■ Prompt: Give the lines again exactly, from the one holding "Serialize everything readable" to the last line of the listing below, both ends included and nothing added.

■ Exercise data:
################

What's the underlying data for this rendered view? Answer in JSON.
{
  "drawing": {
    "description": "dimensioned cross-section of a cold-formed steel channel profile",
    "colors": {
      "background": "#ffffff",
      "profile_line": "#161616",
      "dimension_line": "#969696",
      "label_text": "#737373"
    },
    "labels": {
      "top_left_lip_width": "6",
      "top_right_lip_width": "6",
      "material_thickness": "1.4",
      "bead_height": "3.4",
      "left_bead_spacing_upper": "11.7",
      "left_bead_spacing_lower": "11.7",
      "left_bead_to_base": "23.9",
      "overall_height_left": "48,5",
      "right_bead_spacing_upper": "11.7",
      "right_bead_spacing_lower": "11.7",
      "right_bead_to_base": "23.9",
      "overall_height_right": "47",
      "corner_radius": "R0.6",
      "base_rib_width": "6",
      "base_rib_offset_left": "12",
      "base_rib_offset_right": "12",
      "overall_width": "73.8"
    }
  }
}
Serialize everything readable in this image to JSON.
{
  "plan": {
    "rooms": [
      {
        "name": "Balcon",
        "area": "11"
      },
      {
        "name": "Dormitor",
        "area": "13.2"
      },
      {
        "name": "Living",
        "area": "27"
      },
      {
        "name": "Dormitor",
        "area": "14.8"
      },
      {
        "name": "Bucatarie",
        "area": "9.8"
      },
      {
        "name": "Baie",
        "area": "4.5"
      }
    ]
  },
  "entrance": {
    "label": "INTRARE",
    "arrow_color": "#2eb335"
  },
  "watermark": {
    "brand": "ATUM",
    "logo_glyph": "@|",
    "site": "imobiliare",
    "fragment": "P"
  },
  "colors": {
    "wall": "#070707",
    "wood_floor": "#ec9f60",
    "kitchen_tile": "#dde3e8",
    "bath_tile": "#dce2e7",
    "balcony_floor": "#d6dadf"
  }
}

################

■ Exercise result:
Serialize everything readable in this image to JSON.
{
  "plan": {
    "rooms": [
      {
        "name": "Balcon",
        "area": "11"
      },
      {
        "name": "Dormitor",
        "area": "13.2"
      },
      {
        "name": "Living",
        "area": "27"
      },
      {
        "name": "Dormitor",
        "area": "14.8"
      },
      {
        "name": "Bucatarie",
        "area": "9.8"
      },
      {
        "name": "Baie",
        "area": "4.5"
      }
    ]
  },
  "entrance": {
    "label": "INTRARE",
    "arrow_color": "#2eb335"
  },
  "watermark": {
    "brand": "ATUM",
    "logo_glyph": "@|",
    "site": "imobiliare",
    "fragment": "P"
  },
  "colors": {
    "wall": "#070707",
    "wood_floor": "#ec9f60",
    "kitchen_tile": "#dde3e8",
    "bath_tile": "#dce2e7",
    "balcony_floor": "#d6dadf"
  }
}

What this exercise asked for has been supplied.